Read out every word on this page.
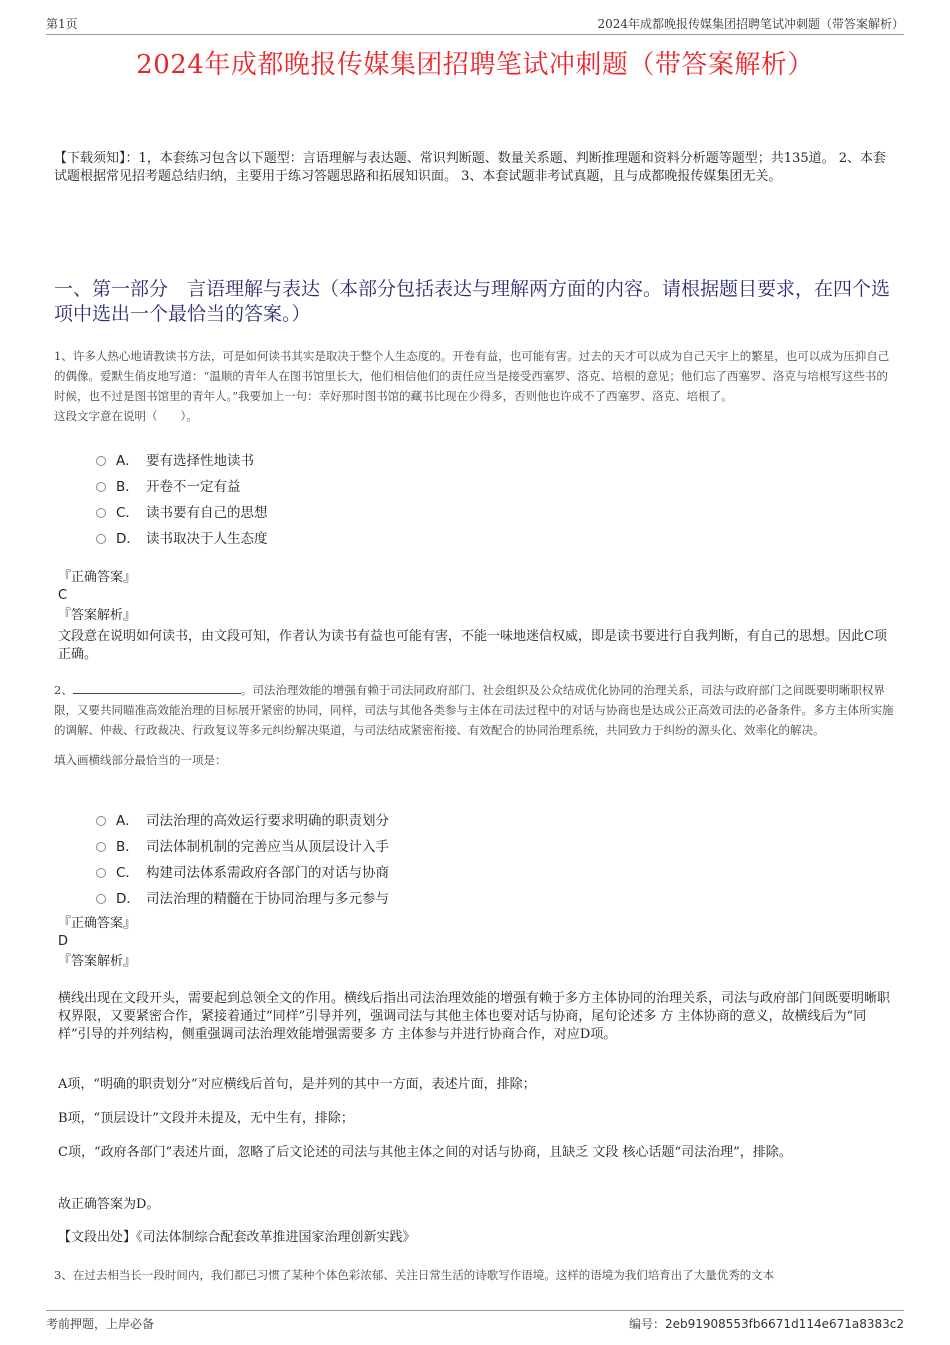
第1页	2024年成都晚报传媒集团招聘笔试冲刺题（带答案解析）
2024年成都晚报传媒集团招聘笔试冲刺题（带答案解析）
【下载须知】：1，本套练习包含以下题型：言语理解与表达题、常识判断题、数量关系题、判断推理题和资料分析题等题型；共135道。 2、本套试题根据常见招考题总结归纳，主要用于练习答题思路和拓展知识面。 3、本套试题非考试真题，且与成都晚报传媒集团无关。
一、第一部分　言语理解与表达（本部分包括表达与理解两方面的内容。请根据题目要求，在四个选项中选出一个最恰当的答案。）
1、许多人热心地请教读书方法，可是如何读书其实是取决于整个人生态度的。开卷有益，也可能有害。过去的天才可以成为自己天宇上的繁星，也可以成为压抑自己的偶像。爱默生俏皮地写道：“温顺的青年人在图书馆里长大，他们相信他们的责任应当是接受西塞罗、洛克、培根的意见；他们忘了西塞罗、洛克与培根写这些书的时候，也不过是图书馆里的青年人。”我要加上一句：幸好那时图书馆的藏书比现在少得多，否则他也许成不了西塞罗、洛克、培根了。
这段文字意在说明（　　）。
A． 要有选择性地读书
B． 开卷不一定有益
C． 读书要有自己的思想
D． 读书取决于人生态度
『正确答案』
C
『答案解析』
文段意在说明如何读书，由文段可知，作者认为读书有益也可能有害，不能一味地迷信权威，即是读书要进行自我判断，有自己的思想。因此C项正确。
2、	。司法治理效能的增强有赖于司法同政府部门、社会组织及公众结成优化协同的治理关系，司法与政府部门之间既要明晰职权界限，又要共同瞄准高效能治理的目标展开紧密的协同，同样，司法与其他各类参与主体在司法过程中的对话与协商也是达成公正高效司法的必备条件。多方主体所实施的调解、仲裁、行政裁决、行政复议等多元纠纷解决渠道，与司法结成紧密衔接、有效配合的协同治理系统，共同致力于纠纷的源头化、效率化的解决。
填入画横线部分最恰当的一项是：
A． 司法治理的高效运行要求明确的职责划分
B． 司法体制机制的完善应当从顶层设计入手
C． 构建司法体系需政府各部门的对话与协商
D． 司法治理的精髓在于协同治理与多元参与
『正确答案』
D
『答案解析』
横线出现在文段开头，需要起到总领全文的作用。横线后指出司法治理效能的增强有赖于多方主体协同的治理关系，司法与政府部门间既要明晰职权界限，又要紧密合作，紧接着通过“同样”引导并列，强调司法与其他主体也要对话与协商，尾句论述多 方 主体协商的意义，故横线后为“同样”引导的并列结构，侧重强调司法治理效能增强需要多 方 主体参与并进行协商合作，对应D项。
A项，“明确的职责划分”对应横线后首句，是并列的其中一方面，表述片面，排除；
B项，“顶层设计”文段并未提及，无中生有，排除；
C项，“政府各部门”表述片面，忽略了后文论述的司法与其他主体之间的对话与协商，且缺乏 文段 核心话题“司法治理”，排除。
故正确答案为D。
【文段出处】《司法体制综合配套改革推进国家治理创新实践》
3、在过去相当长一段时间内，我们都已习惯了某种个体色彩浓郁、关注日常生活的诗歌写作语境。这样的语境为我们培育出了大量优秀的文本
考前押题，上岸必备	编号：2eb91908553fb6671d114e671a8383c2
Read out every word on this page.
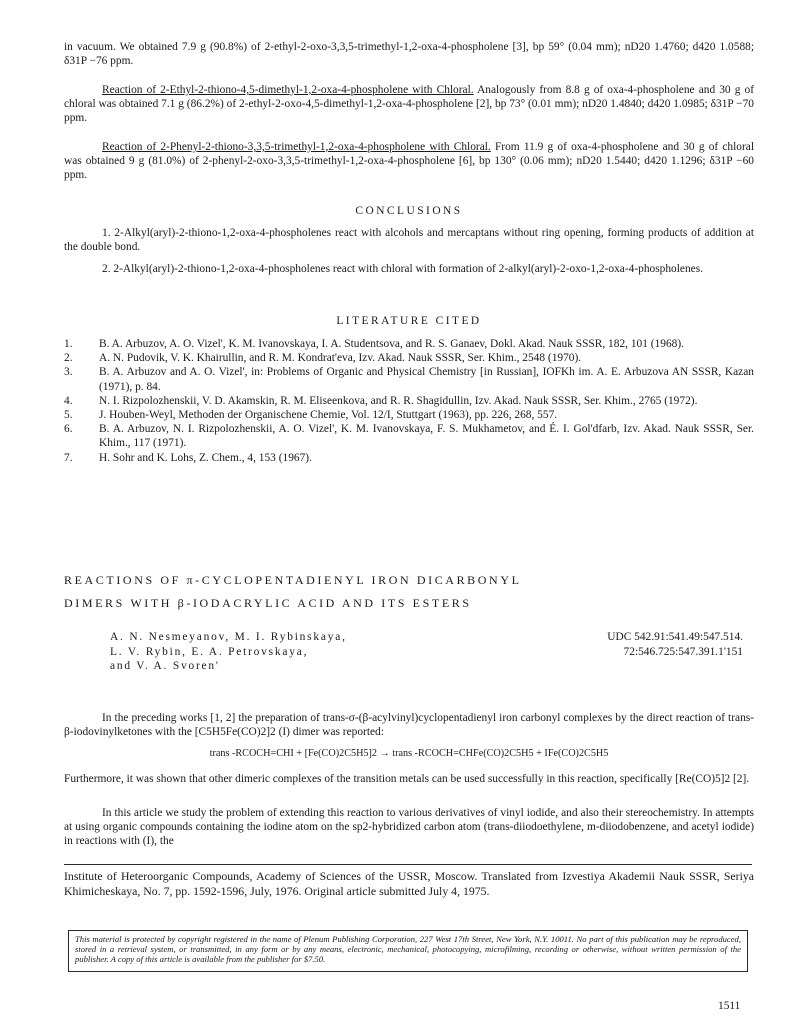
in vacuum. We obtained 7.9 g (90.8%) of 2-ethyl-2-oxo-3,3,5-trimethyl-1,2-oxa-4-phospholene [3], bp 59° (0.04 mm); nD20 1.4760; d420 1.0588; δ31P −76 ppm.

Reaction of 2-Ethyl-2-thiono-4,5-dimethyl-1,2-oxa-4-phospholene with Chloral. Analogously from 8.8 g of oxa-4-phospholene and 30 g of chloral was obtained 7.1 g (86.2%) of 2-ethyl-2-oxo-4,5-dimethyl-1,2-oxa-4-phospholene [2], bp 73° (0.01 mm); nD20 1.4840; d420 1.0985; δ31P −70 ppm.

Reaction of 2-Phenyl-2-thiono-3,3,5-trimethyl-1,2-oxa-4-phospholene with Chloral. From 11.9 g of oxa-4-phospholene and 30 g of chloral was obtained 9 g (81.0%) of 2-phenyl-2-oxo-3,3,5-trimethyl-1,2-oxa-4-phospholene [6], bp 130° (0.06 mm); nD20 1.5440; d420 1.1296; δ31P −60 ppm.

CONCLUSIONS

1. 2-Alkyl(aryl)-2-thiono-1,2-oxa-4-phospholenes react with alcohols and mercaptans without ring opening, forming products of addition at the double bond.

2. 2-Alkyl(aryl)-2-thiono-1,2-oxa-4-phospholenes react with chloral with formation of 2-alkyl(aryl)-2-oxo-1,2-oxa-4-phospholenes.

LITERATURE CITED
1. B. A. Arbuzov, A. O. Vizel', K. M. Ivanovskaya, I. A. Studentsova, and R. S. Ganaev, Dokl. Akad. Nauk SSSR, 182, 101 (1968).
2. A. N. Pudovik, V. K. Khairullin, and R. M. Kondrat'eva, Izv. Akad. Nauk SSSR, Ser. Khim., 2548 (1970).
3. B. A. Arbuzov and A. O. Vizel', in: Problems of Organic and Physical Chemistry [in Russian], IOFKh im. A. E. Arbuzova AN SSSR, Kazan (1971), p. 84.
4. N. I. Rizpolozhenskii, V. D. Akamskin, R. M. Eliseenkova, and R. R. Shagidullin, Izv. Akad. Nauk SSSR, Ser. Khim., 2765 (1972).
5. J. Houben-Weyl, Methoden der Organischene Chemie, Vol. 12/I, Stuttgart (1963), pp. 226, 268, 557.
6. B. A. Arbuzov, N. I. Rizpolozhenskii, A. O. Vizel', K. M. Ivanovskaya, F. S. Mukhametov, and É. I. Gol'dfarb, Izv. Akad. Nauk SSSR, Ser. Khim., 117 (1971).
7. H. Sohr and K. Lohs, Z. Chem., 4, 153 (1967).
REACTIONS OF π-CYCLOPENTADIENYL IRON DICARBONYL
DIMERS WITH β-IODACRYLIC ACID AND ITS ESTERS
A. N. Nesmeyanov, M. I. Rybinskaya,
L. V. Rybin, E. A. Petrovskaya,
and V. A. Svoren'
UDC 542.91:541.49:547.514.
72:546.725:547.391.1'151

In the preceding works [1, 2] the preparation of trans-σ-(β-acylvinyl)cyclopentadienyl iron carbonyl complexes by the direct reaction of trans-β-iodovinylketones with the [C5H5Fe(CO)2]2 (I) dimer was reported:

trans -RCOCH=CHI + [Fe(CO)2C5H5]2 → trans -RCOCH=CHFe(CO)2C5H5 + IFe(CO)2C5H5

Furthermore, it was shown that other dimeric complexes of the transition metals can be used successfully in this reaction, specifically [Re(CO)5]2 [2].

In this article we study the problem of extending this reaction to various derivatives of vinyl iodide, and also their stereochemistry. In attempts at using organic compounds containing the iodine atom on the sp2-hybridized carbon atom (trans-diiodoethylene, m-diiodobenzene, and acetyl iodide) in reactions with (I), the

Institute of Heteroorganic Compounds, Academy of Sciences of the USSR, Moscow. Translated from Izvestiya Akademii Nauk SSSR, Seriya Khimicheskaya, No. 7, pp. 1592-1596, July, 1976. Original article submitted July 4, 1975.

This material is protected by copyright registered in the name of Plenum Publishing Corporation, 227 West 17th Street, New York, N.Y. 10011. No part of this publication may be reproduced, stored in a retrieval system, or transmitted, in any form or by any means, electronic, mechanical, photocopying, microfilming, recording or otherwise, without written permission of the publisher. A copy of this article is available from the publisher for $7.50.
1511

——

Set task
Pictures in the records above are left out; print everything else exactly as written.

Result of the task
Read out every word on this page.
第1页	2024年成都晚报传媒集团招聘笔试冲刺题（带答案解析）
2024年成都晚报传媒集团招聘笔试冲刺题（带答案解析）
【下载须知】：1，本套练习包含以下题型：言语理解与表达题、常识判断题、数量关系题、判断推理题和资料分析题等题型；共135道。 2、本套试题根据常见招考题总结归纳，主要用于练习答题思路和拓展知识面。 3、本套试题非考试真题，且与成都晚报传媒集团无关。
一、第一部分　言语理解与表达（本部分包括表达与理解两方面的内容。请根据题目要求，在四个选项中选出一个最恰当的答案。）
1、许多人热心地请教读书方法，可是如何读书其实是取决于整个人生态度的。开卷有益，也可能有害。过去的天才可以成为自己天宇上的繁星，也可以成为压抑自己的偶像。爱默生俏皮地写道：“温顺的青年人在图书馆里长大，他们相信他们的责任应当是接受西塞罗、洛克、培根的意见；他们忘了西塞罗、洛克与培根写这些书的时候，也不过是图书馆里的青年人。”我要加上一句：幸好那时图书馆的藏书比现在少得多，否则他也许成不了西塞罗、洛克、培根了。
这段文字意在说明（　　）。
A． 要有选择性地读书
B． 开卷不一定有益
C． 读书要有自己的思想
D． 读书取决于人生态度
『正确答案』
C
『答案解析』
文段意在说明如何读书，由文段可知，作者认为读书有益也可能有害，不能一味地迷信权威，即是读书要进行自我判断，有自己的思想。因此C项正确。
2、	。司法治理效能的增强有赖于司法同政府部门、社会组织及公众结成优化协同的治理关系，司法与政府部门之间既要明晰职权界限，又要共同瞄准高效能治理的目标展开紧密的协同，同样，司法与其他各类参与主体在司法过程中的对话与协商也是达成公正高效司法的必备条件。多方主体所实施的调解、仲裁、行政裁决、行政复议等多元纠纷解决渠道，与司法结成紧密衔接、有效配合的协同治理系统，共同致力于纠纷的源头化、效率化的解决。
填入画横线部分最恰当的一项是：
A． 司法治理的高效运行要求明确的职责划分
B． 司法体制机制的完善应当从顶层设计入手
C． 构建司法体系需政府各部门的对话与协商
D． 司法治理的精髓在于协同治理与多元参与
『正确答案』
D
『答案解析』
横线出现在文段开头，需要起到总领全文的作用。横线后指出司法治理效能的增强有赖于多方主体协同的治理关系，司法与政府部门间既要明晰职权界限，又要紧密合作，紧接着通过“同样”引导并列，强调司法与其他主体也要对话与协商，尾句论述多 方 主体协商的意义，故横线后为“同样”引导的并列结构，侧重强调司法治理效能增强需要多 方 主体参与并进行协商合作，对应D项。
A项，“明确的职责划分”对应横线后首句，是并列的其中一方面，表述片面，排除；
B项，“顶层设计”文段并未提及，无中生有，排除；
C项，“政府各部门”表述片面，忽略了后文论述的司法与其他主体之间的对话与协商，且缺乏 文段 核心话题“司法治理”，排除。
故正确答案为D。
【文段出处】《司法体制综合配套改革推进国家治理创新实践》
3、在过去相当长一段时间内，我们都已习惯了某种个体色彩浓郁、关注日常生活的诗歌写作语境。这样的语境为我们培育出了大量优秀的文本
考前押题，上岸必备	编号：2eb91908553fb6671d114e671a8383c2
Read out every word on this page.
in vacuum. We obtained 7.9 g (90.8%) of 2-ethyl-2-oxo-3,3,5-trimethyl-1,2-oxa-4-phospholene [3], bp 59° (0.04 mm); nD20 1.4760; d420 1.0588; δ31P −76 ppm.

Reaction of 2-Ethyl-2-thiono-4,5-dimethyl-1,2-oxa-4-phospholene with Chloral. Analogously from 8.8 g of oxa-4-phospholene and 30 g of chloral was obtained 7.1 g (86.2%) of 2-ethyl-2-oxo-4,5-dimethyl-1,2-oxa-4-phospholene [2], bp 73° (0.01 mm); nD20 1.4840; d420 1.0985; δ31P −70 ppm.

Reaction of 2-Phenyl-2-thiono-3,3,5-trimethyl-1,2-oxa-4-phospholene with Chloral. From 11.9 g of oxa-4-phospholene and 30 g of chloral was obtained 9 g (81.0%) of 2-phenyl-2-oxo-3,3,5-trimethyl-1,2-oxa-4-phospholene [6], bp 130° (0.06 mm); nD20 1.5440; d420 1.1296; δ31P −60 ppm.

CONCLUSIONS

1. 2-Alkyl(aryl)-2-thiono-1,2-oxa-4-phospholenes react with alcohols and mercaptans without ring opening, forming products of addition at the double bond.

2. 2-Alkyl(aryl)-2-thiono-1,2-oxa-4-phospholenes react with chloral with formation of 2-alkyl(aryl)-2-oxo-1,2-oxa-4-phospholenes.

LITERATURE CITED
1. B. A. Arbuzov, A. O. Vizel', K. M. Ivanovskaya, I. A. Studentsova, and R. S. Ganaev, Dokl. Akad. Nauk SSSR, 182, 101 (1968).
2. A. N. Pudovik, V. K. Khairullin, and R. M. Kondrat'eva, Izv. Akad. Nauk SSSR, Ser. Khim., 2548 (1970).
3. B. A. Arbuzov and A. O. Vizel', in: Problems of Organic and Physical Chemistry [in Russian], IOFKh im. A. E. Arbuzova AN SSSR, Kazan (1971), p. 84.
4. N. I. Rizpolozhenskii, V. D. Akamskin, R. M. Eliseenkova, and R. R. Shagidullin, Izv. Akad. Nauk SSSR, Ser. Khim., 2765 (1972).
5. J. Houben-Weyl, Methoden der Organischene Chemie, Vol. 12/I, Stuttgart (1963), pp. 226, 268, 557.
6. B. A. Arbuzov, N. I. Rizpolozhenskii, A. O. Vizel', K. M. Ivanovskaya, F. S. Mukhametov, and É. I. Gol'dfarb, Izv. Akad. Nauk SSSR, Ser. Khim., 117 (1971).
7. H. Sohr and K. Lohs, Z. Chem., 4, 153 (1967).
REACTIONS OF π-CYCLOPENTADIENYL IRON DICARBONYL
DIMERS WITH β-IODACRYLIC ACID AND ITS ESTERS
A. N. Nesmeyanov, M. I. Rybinskaya,
L. V. Rybin, E. A. Petrovskaya,
and V. A. Svoren'
UDC 542.91:541.49:547.514.
72:546.725:547.391.1'151

In the preceding works [1, 2] the preparation of trans-σ-(β-acylvinyl)cyclopentadienyl iron carbonyl complexes by the direct reaction of trans-β-iodovinylketones with the [C5H5Fe(CO)2]2 (I) dimer was reported:

trans -RCOCH=CHI + [Fe(CO)2C5H5]2 → trans -RCOCH=CHFe(CO)2C5H5 + IFe(CO)2C5H5

Furthermore, it was shown that other dimeric complexes of the transition metals can be used successfully in this reaction, specifically [Re(CO)5]2 [2].

In this article we study the problem of extending this reaction to various derivatives of vinyl iodide, and also their stereochemistry. In attempts at using organic compounds containing the iodine atom on the sp2-hybridized carbon atom (trans-diiodoethylene, m-diiodobenzene, and acetyl iodide) in reactions with (I), the

Institute of Heteroorganic Compounds, Academy of Sciences of the USSR, Moscow. Translated from Izvestiya Akademii Nauk SSSR, Seriya Khimicheskaya, No. 7, pp. 1592-1596, July, 1976. Original article submitted July 4, 1975.

This material is protected by copyright registered in the name of Plenum Publishing Corporation, 227 West 17th Street, New York, N.Y. 10011. No part of this publication may be reproduced, stored in a retrieval system, or transmitted, in any form or by any means, electronic, mechanical, photocopying, microfilming, recording or otherwise, without written permission of the publisher. A copy of this article is available from the publisher for $7.50.
1511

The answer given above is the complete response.